(Set problem): Provide a single number: the count of lines containing the string "modo".

(Data listing):
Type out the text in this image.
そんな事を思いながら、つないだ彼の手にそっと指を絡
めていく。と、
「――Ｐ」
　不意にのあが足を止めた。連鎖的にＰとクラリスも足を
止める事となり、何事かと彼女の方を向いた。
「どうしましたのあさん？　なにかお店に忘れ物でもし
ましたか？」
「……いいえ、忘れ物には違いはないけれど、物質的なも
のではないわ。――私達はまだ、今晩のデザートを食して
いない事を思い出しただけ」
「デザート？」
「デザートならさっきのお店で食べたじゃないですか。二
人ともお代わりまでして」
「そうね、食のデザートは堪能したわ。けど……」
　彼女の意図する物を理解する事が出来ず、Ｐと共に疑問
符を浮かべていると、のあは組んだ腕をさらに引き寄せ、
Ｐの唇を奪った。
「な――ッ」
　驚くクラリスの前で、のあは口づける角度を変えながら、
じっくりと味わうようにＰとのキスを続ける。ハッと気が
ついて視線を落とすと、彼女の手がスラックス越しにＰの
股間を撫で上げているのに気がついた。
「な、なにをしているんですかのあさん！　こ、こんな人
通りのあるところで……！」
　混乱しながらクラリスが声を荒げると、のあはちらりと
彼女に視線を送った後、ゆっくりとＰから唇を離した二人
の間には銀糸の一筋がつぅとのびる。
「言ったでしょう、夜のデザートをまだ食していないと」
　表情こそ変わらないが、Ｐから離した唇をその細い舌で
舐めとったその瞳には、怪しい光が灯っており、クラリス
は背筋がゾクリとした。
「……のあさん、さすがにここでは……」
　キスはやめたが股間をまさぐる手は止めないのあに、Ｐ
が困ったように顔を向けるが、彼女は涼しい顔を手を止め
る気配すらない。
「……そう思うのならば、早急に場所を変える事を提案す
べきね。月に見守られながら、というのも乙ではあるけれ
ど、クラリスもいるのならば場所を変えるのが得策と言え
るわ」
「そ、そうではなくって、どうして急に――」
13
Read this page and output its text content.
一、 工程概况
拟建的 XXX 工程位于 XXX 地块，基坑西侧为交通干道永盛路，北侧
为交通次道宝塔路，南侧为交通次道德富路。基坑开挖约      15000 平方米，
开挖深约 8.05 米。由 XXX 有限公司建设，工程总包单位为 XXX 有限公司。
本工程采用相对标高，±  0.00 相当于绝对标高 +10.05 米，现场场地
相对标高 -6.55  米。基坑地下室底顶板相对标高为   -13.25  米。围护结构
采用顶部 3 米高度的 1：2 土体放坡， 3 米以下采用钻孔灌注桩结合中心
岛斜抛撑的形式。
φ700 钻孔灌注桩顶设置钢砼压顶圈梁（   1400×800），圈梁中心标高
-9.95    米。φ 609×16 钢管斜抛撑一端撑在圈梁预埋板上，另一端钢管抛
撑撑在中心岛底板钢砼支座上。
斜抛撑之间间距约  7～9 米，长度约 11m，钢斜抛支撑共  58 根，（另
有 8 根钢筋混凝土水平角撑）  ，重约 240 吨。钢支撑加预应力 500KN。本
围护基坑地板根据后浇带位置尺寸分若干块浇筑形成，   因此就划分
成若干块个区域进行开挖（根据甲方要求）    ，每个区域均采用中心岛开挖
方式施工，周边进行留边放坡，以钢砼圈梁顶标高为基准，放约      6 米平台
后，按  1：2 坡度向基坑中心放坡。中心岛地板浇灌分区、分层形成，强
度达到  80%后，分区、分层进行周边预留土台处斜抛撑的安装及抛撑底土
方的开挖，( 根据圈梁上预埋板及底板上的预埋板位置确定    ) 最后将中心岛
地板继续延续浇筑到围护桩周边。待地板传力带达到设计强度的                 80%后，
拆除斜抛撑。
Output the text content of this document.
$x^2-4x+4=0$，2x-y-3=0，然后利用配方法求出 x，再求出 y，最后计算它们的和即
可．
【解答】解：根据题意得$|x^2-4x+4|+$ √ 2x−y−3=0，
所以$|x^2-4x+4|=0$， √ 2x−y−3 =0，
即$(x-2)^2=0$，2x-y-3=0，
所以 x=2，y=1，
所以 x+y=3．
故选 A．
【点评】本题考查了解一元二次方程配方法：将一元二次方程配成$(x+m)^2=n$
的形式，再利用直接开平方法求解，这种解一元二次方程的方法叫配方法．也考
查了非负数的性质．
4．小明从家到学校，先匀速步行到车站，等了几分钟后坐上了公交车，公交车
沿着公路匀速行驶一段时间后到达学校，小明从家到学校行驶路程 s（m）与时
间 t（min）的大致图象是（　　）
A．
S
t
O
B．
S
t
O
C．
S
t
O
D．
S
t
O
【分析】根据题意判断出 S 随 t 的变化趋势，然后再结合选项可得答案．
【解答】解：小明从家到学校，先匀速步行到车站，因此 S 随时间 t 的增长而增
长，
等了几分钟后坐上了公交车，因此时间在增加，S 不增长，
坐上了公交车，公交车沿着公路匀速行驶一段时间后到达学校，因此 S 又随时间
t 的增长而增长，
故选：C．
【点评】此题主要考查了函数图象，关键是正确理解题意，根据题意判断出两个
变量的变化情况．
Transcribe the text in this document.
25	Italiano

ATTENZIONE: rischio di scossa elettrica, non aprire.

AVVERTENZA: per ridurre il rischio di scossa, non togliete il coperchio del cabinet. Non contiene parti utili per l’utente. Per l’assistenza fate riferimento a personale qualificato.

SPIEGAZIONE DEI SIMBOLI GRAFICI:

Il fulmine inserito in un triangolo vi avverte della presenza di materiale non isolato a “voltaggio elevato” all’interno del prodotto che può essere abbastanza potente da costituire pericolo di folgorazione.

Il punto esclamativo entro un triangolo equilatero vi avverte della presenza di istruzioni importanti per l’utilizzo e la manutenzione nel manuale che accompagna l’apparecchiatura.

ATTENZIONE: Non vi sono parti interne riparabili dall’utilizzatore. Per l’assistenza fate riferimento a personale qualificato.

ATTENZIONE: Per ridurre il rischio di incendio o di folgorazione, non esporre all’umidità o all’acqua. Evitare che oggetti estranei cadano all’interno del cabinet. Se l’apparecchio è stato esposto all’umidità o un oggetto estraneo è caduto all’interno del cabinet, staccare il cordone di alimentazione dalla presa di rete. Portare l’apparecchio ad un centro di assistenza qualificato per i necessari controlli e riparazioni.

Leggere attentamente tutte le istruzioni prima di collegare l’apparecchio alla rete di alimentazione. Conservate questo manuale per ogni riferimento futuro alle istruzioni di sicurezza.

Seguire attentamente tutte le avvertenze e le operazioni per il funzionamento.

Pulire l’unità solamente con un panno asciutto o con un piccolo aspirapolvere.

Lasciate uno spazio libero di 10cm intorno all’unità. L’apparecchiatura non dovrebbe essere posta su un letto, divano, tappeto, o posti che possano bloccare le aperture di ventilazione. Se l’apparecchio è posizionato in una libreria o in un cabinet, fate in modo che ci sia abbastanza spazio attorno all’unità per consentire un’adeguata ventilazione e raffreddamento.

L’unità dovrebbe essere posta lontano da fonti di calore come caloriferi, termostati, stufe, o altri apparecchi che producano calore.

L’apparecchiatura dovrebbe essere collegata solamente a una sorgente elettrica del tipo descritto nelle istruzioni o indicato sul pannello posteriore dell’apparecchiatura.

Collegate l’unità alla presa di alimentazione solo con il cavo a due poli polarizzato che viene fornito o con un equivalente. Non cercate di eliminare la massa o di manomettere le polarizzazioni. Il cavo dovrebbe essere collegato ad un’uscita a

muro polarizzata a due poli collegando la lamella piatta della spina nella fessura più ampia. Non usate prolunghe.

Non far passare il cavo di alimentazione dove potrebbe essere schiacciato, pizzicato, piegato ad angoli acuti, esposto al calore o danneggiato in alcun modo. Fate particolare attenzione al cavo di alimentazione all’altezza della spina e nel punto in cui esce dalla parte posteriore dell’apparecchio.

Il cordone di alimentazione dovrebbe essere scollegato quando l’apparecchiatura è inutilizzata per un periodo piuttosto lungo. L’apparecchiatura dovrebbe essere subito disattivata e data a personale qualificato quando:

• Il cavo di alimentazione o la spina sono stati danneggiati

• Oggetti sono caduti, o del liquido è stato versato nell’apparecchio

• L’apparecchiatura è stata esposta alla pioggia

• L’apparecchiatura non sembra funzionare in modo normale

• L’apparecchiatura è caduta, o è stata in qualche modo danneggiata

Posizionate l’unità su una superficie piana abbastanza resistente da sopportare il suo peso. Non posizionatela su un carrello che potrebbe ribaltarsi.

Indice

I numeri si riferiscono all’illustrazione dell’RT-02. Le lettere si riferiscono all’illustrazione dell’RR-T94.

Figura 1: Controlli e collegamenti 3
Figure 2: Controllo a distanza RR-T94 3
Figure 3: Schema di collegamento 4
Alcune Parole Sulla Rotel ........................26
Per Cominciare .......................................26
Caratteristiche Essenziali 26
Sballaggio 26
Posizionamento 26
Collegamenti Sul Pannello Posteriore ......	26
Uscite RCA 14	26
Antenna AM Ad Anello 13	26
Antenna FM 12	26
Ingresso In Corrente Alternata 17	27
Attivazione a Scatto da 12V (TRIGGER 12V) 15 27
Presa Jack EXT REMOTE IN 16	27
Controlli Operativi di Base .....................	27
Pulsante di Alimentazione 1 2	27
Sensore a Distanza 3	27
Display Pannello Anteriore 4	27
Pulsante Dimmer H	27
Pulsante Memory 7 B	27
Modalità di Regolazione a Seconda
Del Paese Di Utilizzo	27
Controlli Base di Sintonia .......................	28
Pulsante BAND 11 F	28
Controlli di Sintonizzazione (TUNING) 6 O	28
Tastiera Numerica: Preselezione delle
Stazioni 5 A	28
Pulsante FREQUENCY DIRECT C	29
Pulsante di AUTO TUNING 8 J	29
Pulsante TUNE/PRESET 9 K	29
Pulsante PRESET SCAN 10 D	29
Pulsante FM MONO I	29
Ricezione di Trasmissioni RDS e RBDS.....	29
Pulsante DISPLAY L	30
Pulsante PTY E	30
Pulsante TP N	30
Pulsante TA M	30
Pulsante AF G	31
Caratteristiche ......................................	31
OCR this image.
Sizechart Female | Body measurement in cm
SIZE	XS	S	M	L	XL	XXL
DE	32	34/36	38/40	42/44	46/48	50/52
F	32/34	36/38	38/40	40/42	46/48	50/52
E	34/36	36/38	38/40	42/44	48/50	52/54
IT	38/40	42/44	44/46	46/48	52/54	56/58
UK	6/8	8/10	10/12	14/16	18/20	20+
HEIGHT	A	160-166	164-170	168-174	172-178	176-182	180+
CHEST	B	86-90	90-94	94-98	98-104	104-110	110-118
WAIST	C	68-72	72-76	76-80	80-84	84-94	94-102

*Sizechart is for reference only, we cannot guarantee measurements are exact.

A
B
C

(Expected answer): 4